# TO DO
Every line below must be reproduced exactly. Copy them all.

# DATA FOR THIS TASK
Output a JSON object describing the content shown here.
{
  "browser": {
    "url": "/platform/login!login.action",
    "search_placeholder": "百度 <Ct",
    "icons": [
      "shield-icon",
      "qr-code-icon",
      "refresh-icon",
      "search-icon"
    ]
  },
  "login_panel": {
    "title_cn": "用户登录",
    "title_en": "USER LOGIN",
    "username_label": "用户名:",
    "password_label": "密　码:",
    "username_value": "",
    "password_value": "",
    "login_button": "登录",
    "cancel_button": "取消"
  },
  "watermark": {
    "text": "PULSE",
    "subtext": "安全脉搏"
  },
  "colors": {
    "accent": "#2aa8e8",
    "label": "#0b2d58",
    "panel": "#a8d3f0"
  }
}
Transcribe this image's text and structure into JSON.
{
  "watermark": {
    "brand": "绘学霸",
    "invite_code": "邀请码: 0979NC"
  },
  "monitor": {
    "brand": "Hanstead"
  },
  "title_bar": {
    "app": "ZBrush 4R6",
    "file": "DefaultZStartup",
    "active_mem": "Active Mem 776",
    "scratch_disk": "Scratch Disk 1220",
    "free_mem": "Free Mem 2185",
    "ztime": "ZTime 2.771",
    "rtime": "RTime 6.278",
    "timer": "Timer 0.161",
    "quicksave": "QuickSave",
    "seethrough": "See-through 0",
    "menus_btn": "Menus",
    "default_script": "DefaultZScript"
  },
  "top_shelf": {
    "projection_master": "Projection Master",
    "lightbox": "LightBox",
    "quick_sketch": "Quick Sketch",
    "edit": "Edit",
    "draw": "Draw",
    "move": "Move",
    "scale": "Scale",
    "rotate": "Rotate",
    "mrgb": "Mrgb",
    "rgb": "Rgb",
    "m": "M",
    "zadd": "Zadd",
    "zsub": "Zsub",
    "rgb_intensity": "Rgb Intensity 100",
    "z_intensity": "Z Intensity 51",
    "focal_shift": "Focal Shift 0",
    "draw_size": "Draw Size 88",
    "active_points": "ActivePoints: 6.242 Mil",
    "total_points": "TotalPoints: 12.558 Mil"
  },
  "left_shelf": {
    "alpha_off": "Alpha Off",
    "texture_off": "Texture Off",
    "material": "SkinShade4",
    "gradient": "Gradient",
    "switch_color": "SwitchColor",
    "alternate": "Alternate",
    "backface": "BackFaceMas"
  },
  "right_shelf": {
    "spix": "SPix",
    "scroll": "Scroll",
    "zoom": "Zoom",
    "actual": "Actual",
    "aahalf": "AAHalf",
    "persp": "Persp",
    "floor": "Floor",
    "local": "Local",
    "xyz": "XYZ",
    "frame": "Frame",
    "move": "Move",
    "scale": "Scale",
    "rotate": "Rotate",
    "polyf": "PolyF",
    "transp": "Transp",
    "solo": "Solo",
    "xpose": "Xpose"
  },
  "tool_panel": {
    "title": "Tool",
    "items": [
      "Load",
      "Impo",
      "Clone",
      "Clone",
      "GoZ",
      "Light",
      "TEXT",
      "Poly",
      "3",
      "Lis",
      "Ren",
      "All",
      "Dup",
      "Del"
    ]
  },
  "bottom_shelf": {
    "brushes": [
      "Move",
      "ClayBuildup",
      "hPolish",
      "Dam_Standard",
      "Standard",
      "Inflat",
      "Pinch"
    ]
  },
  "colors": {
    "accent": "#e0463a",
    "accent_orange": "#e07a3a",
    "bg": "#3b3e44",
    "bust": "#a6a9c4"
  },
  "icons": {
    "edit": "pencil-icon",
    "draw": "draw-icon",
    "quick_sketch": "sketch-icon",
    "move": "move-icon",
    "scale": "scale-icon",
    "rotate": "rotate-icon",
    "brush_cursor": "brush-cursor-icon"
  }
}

# REPLY TO THE EXERCISE
Output a JSON object describing the content shown here.
{
  "browser": {
    "url": "/platform/login!login.action",
    "search_placeholder": "百度 <Ct",
    "icons": [
      "shield-icon",
      "qr-code-icon",
      "refresh-icon",
      "search-icon"
    ]
  },
  "login_panel": {
    "title_cn": "用户登录",
    "title_en": "USER LOGIN",
    "username_label": "用户名:",
    "password_label": "密　码:",
    "username_value": "",
    "password_value": "",
    "login_button": "登录",
    "cancel_button": "取消"
  },
  "watermark": {
    "text": "PULSE",
    "subtext": "安全脉搏"
  },
  "colors": {
    "accent": "#2aa8e8",
    "label": "#0b2d58",
    "panel": "#a8d3f0"
  }
}
Transcribe this image's text and structure into JSON.
{
  "watermark": {
    "brand": "绘学霸",
    "invite_code": "邀请码: 0979NC"
  },
  "monitor": {
    "brand": "Hanstead"
  },
  "title_bar": {
    "app": "ZBrush 4R6",
    "file": "DefaultZStartup",
    "active_mem": "Active Mem 776",
    "scratch_disk": "Scratch Disk 1220",
    "free_mem": "Free Mem 2185",
    "ztime": "ZTime 2.771",
    "rtime": "RTime 6.278",
    "timer": "Timer 0.161",
    "quicksave": "QuickSave",
    "seethrough": "See-through 0",
    "menus_btn": "Menus",
    "default_script": "DefaultZScript"
  },
  "top_shelf": {
    "projection_master": "Projection Master",
    "lightbox": "LightBox",
    "quick_sketch": "Quick Sketch",
    "edit": "Edit",
    "draw": "Draw",
    "move": "Move",
    "scale": "Scale",
    "rotate": "Rotate",
    "mrgb": "Mrgb",
    "rgb": "Rgb",
    "m": "M",
    "zadd": "Zadd",
    "zsub": "Zsub",
    "rgb_intensity": "Rgb Intensity 100",
    "z_intensity": "Z Intensity 51",
    "focal_shift": "Focal Shift 0",
    "draw_size": "Draw Size 88",
    "active_points": "ActivePoints: 6.242 Mil",
    "total_points": "TotalPoints: 12.558 Mil"
  },
  "left_shelf": {
    "alpha_off": "Alpha Off",
    "texture_off": "Texture Off",
    "material": "SkinShade4",
    "gradient": "Gradient",
    "switch_color": "SwitchColor",
    "alternate": "Alternate",
    "backface": "BackFaceMas"
  },
  "right_shelf": {
    "spix": "SPix",
    "scroll": "Scroll",
    "zoom": "Zoom",
    "actual": "Actual",
    "aahalf": "AAHalf",
    "persp": "Persp",
    "floor": "Floor",
    "local": "Local",
    "xyz": "XYZ",
    "frame": "Frame",
    "move": "Move",
    "scale": "Scale",
    "rotate": "Rotate",
    "polyf": "PolyF",
    "transp": "Transp",
    "solo": "Solo",
    "xpose": "Xpose"
  },
  "tool_panel": {
    "title": "Tool",
    "items": [
      "Load",
      "Impo",
      "Clone",
      "Clone",
      "GoZ",
      "Light",
      "TEXT",
      "Poly",
      "3",
      "Lis",
      "Ren",
      "All",
      "Dup",
      "Del"
    ]
  },
  "bottom_shelf": {
    "brushes": [
      "Move",
      "ClayBuildup",
      "hPolish",
      "Dam_Standard",
      "Standard",
      "Inflat",
      "Pinch"
    ]
  },
  "colors": {
    "accent": "#e0463a",
    "accent_orange": "#e07a3a",
    "bg": "#3b3e44",
    "bust": "#a6a9c4"
  },
  "icons": {
    "edit": "pencil-icon",
    "draw": "draw-icon",
    "quick_sketch": "sketch-icon",
    "move": "move-icon",
    "scale": "scale-icon",
    "rotate": "rotate-icon",
    "brush_cursor": "brush-cursor-icon"
  }
}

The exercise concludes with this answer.